## Given task
Print, exactly and completely, every entry in the data.

## Provided information
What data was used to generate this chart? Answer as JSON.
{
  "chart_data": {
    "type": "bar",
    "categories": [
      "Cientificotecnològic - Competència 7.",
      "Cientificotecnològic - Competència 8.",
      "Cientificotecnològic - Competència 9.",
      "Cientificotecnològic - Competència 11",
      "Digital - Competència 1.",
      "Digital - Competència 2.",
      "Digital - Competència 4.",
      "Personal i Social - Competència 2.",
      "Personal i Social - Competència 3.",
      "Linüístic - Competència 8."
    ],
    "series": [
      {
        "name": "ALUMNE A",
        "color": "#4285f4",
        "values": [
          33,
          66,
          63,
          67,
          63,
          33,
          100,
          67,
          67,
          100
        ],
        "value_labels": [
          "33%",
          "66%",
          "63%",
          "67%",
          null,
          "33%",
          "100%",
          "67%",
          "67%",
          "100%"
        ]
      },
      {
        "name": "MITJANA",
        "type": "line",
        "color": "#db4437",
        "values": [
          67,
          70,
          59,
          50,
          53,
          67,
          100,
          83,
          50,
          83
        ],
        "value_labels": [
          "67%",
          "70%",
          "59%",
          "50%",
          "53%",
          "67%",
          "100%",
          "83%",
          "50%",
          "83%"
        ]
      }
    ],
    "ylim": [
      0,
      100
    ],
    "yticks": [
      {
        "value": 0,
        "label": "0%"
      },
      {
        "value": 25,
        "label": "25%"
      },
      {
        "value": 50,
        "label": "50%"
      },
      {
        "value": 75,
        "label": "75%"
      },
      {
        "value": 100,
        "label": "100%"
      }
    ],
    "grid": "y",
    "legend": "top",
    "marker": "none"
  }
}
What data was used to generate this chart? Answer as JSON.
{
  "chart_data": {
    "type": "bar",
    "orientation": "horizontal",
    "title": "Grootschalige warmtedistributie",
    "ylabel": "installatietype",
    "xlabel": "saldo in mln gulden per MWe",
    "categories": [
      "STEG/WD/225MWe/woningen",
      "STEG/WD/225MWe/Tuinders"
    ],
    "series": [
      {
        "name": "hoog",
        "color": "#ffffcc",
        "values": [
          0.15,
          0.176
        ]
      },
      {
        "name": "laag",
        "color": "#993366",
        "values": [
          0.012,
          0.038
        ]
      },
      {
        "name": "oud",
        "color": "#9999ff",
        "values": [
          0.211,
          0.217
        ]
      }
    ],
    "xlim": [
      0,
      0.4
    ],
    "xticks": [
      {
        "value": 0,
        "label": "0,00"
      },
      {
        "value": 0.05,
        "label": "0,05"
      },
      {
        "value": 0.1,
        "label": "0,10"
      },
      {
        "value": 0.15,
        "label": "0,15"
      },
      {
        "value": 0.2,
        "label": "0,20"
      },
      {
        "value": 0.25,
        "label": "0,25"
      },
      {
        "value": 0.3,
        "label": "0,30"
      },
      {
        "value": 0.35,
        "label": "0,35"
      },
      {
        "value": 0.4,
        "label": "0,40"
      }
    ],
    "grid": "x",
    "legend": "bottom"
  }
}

## Answer in full
What data was used to generate this chart? Answer as JSON.
{
  "chart_data": {
    "type": "bar",
    "categories": [
      "Cientificotecnològic - Competència 7.",
      "Cientificotecnològic - Competència 8.",
      "Cientificotecnològic - Competència 9.",
      "Cientificotecnològic - Competència 11",
      "Digital - Competència 1.",
      "Digital - Competència 2.",
      "Digital - Competència 4.",
      "Personal i Social - Competència 2.",
      "Personal i Social - Competència 3.",
      "Linüístic - Competència 8."
    ],
    "series": [
      {
        "name": "ALUMNE A",
        "color": "#4285f4",
        "values": [
          33,
          66,
          63,
          67,
          63,
          33,
          100,
          67,
          67,
          100
        ],
        "value_labels": [
          "33%",
          "66%",
          "63%",
          "67%",
          null,
          "33%",
          "100%",
          "67%",
          "67%",
          "100%"
        ]
      },
      {
        "name": "MITJANA",
        "type": "line",
        "color": "#db4437",
        "values": [
          67,
          70,
          59,
          50,
          53,
          67,
          100,
          83,
          50,
          83
        ],
        "value_labels": [
          "67%",
          "70%",
          "59%",
          "50%",
          "53%",
          "67%",
          "100%",
          "83%",
          "50%",
          "83%"
        ]
      }
    ],
    "ylim": [
      0,
      100
    ],
    "yticks": [
      {
        "value": 0,
        "label": "0%"
      },
      {
        "value": 25,
        "label": "25%"
      },
      {
        "value": 50,
        "label": "50%"
      },
      {
        "value": 75,
        "label": "75%"
      },
      {
        "value": 100,
        "label": "100%"
      }
    ],
    "grid": "y",
    "legend": "top",
    "marker": "none"
  }
}
What data was used to generate this chart? Answer as JSON.
{
  "chart_data": {
    "type": "bar",
    "orientation": "horizontal",
    "title": "Grootschalige warmtedistributie",
    "ylabel": "installatietype",
    "xlabel": "saldo in mln gulden per MWe",
    "categories": [
      "STEG/WD/225MWe/woningen",
      "STEG/WD/225MWe/Tuinders"
    ],
    "series": [
      {
        "name": "hoog",
        "color": "#ffffcc",
        "values": [
          0.15,
          0.176
        ]
      },
      {
        "name": "laag",
        "color": "#993366",
        "values": [
          0.012,
          0.038
        ]
      },
      {
        "name": "oud",
        "color": "#9999ff",
        "values": [
          0.211,
          0.217
        ]
      }
    ],
    "xlim": [
      0,
      0.4
    ],
    "xticks": [
      {
        "value": 0,
        "label": "0,00"
      },
      {
        "value": 0.05,
        "label": "0,05"
      },
      {
        "value": 0.1,
        "label": "0,10"
      },
      {
        "value": 0.15,
        "label": "0,15"
      },
      {
        "value": 0.2,
        "label": "0,20"
      },
      {
        "value": 0.25,
        "label": "0,25"
      },
      {
        "value": 0.3,
        "label": "0,30"
      },
      {
        "value": 0.35,
        "label": "0,35"
      },
      {
        "value": 0.4,
        "label": "0,40"
      }
    ],
    "grid": "x",
    "legend": "bottom"
  }
}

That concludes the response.